• _DIRECTIVE_
Copy the records below exactly as they are written.

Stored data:
===

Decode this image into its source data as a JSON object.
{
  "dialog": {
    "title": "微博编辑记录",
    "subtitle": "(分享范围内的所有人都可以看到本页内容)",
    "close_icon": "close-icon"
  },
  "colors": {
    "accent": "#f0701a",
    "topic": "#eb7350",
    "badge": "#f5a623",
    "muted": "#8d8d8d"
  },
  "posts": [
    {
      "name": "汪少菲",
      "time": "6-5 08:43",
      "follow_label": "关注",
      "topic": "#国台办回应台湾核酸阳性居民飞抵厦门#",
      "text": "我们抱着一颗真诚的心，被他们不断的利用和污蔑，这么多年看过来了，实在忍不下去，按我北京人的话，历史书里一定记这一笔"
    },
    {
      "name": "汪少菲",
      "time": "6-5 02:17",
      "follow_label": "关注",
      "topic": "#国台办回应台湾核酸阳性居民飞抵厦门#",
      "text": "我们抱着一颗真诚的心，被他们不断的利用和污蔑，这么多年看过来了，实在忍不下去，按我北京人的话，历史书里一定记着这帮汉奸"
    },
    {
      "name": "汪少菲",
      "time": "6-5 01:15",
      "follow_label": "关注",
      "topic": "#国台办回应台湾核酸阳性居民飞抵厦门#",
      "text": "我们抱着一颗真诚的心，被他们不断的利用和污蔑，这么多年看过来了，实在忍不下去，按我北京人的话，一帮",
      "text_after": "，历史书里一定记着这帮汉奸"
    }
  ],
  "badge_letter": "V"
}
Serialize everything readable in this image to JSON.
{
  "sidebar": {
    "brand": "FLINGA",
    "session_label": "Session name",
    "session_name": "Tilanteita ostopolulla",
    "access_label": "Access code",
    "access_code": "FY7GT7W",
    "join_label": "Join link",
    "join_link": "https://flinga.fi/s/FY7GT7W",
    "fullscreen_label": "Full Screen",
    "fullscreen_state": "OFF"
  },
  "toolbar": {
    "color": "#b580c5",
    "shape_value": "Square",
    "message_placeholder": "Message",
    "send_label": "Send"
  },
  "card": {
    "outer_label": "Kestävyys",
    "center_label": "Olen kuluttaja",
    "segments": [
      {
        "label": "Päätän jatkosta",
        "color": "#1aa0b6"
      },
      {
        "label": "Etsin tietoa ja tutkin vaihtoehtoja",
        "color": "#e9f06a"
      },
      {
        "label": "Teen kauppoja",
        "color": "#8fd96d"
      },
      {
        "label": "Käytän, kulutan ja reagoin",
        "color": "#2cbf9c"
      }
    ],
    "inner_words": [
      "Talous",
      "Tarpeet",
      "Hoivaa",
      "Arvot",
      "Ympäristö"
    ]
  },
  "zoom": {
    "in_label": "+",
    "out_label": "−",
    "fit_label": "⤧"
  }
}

===

• _ANSWER BELOW_
Decode this image into its source data as a JSON object.
{
  "dialog": {
    "title": "微博编辑记录",
    "subtitle": "(分享范围内的所有人都可以看到本页内容)",
    "close_icon": "close-icon"
  },
  "colors": {
    "accent": "#f0701a",
    "topic": "#eb7350",
    "badge": "#f5a623",
    "muted": "#8d8d8d"
  },
  "posts": [
    {
      "name": "汪少菲",
      "time": "6-5 08:43",
      "follow_label": "关注",
      "topic": "#国台办回应台湾核酸阳性居民飞抵厦门#",
      "text": "我们抱着一颗真诚的心，被他们不断的利用和污蔑，这么多年看过来了，实在忍不下去，按我北京人的话，历史书里一定记这一笔"
    },
    {
      "name": "汪少菲",
      "time": "6-5 02:17",
      "follow_label": "关注",
      "topic": "#国台办回应台湾核酸阳性居民飞抵厦门#",
      "text": "我们抱着一颗真诚的心，被他们不断的利用和污蔑，这么多年看过来了，实在忍不下去，按我北京人的话，历史书里一定记着这帮汉奸"
    },
    {
      "name": "汪少菲",
      "time": "6-5 01:15",
      "follow_label": "关注",
      "topic": "#国台办回应台湾核酸阳性居民飞抵厦门#",
      "text": "我们抱着一颗真诚的心，被他们不断的利用和污蔑，这么多年看过来了，实在忍不下去，按我北京人的话，一帮",
      "text_after": "，历史书里一定记着这帮汉奸"
    }
  ],
  "badge_letter": "V"
}
Serialize everything readable in this image to JSON.
{
  "sidebar": {
    "brand": "FLINGA",
    "session_label": "Session name",
    "session_name": "Tilanteita ostopolulla",
    "access_label": "Access code",
    "access_code": "FY7GT7W",
    "join_label": "Join link",
    "join_link": "https://flinga.fi/s/FY7GT7W",
    "fullscreen_label": "Full Screen",
    "fullscreen_state": "OFF"
  },
  "toolbar": {
    "color": "#b580c5",
    "shape_value": "Square",
    "message_placeholder": "Message",
    "send_label": "Send"
  },
  "card": {
    "outer_label": "Kestävyys",
    "center_label": "Olen kuluttaja",
    "segments": [
      {
        "label": "Päätän jatkosta",
        "color": "#1aa0b6"
      },
      {
        "label": "Etsin tietoa ja tutkin vaihtoehtoja",
        "color": "#e9f06a"
      },
      {
        "label": "Teen kauppoja",
        "color": "#8fd96d"
      },
      {
        "label": "Käytän, kulutan ja reagoin",
        "color": "#2cbf9c"
      }
    ],
    "inner_words": [
      "Talous",
      "Tarpeet",
      "Hoivaa",
      "Arvot",
      "Ympäristö"
    ]
  },
  "zoom": {
    "in_label": "+",
    "out_label": "−",
    "fit_label": "⤧"
  }
}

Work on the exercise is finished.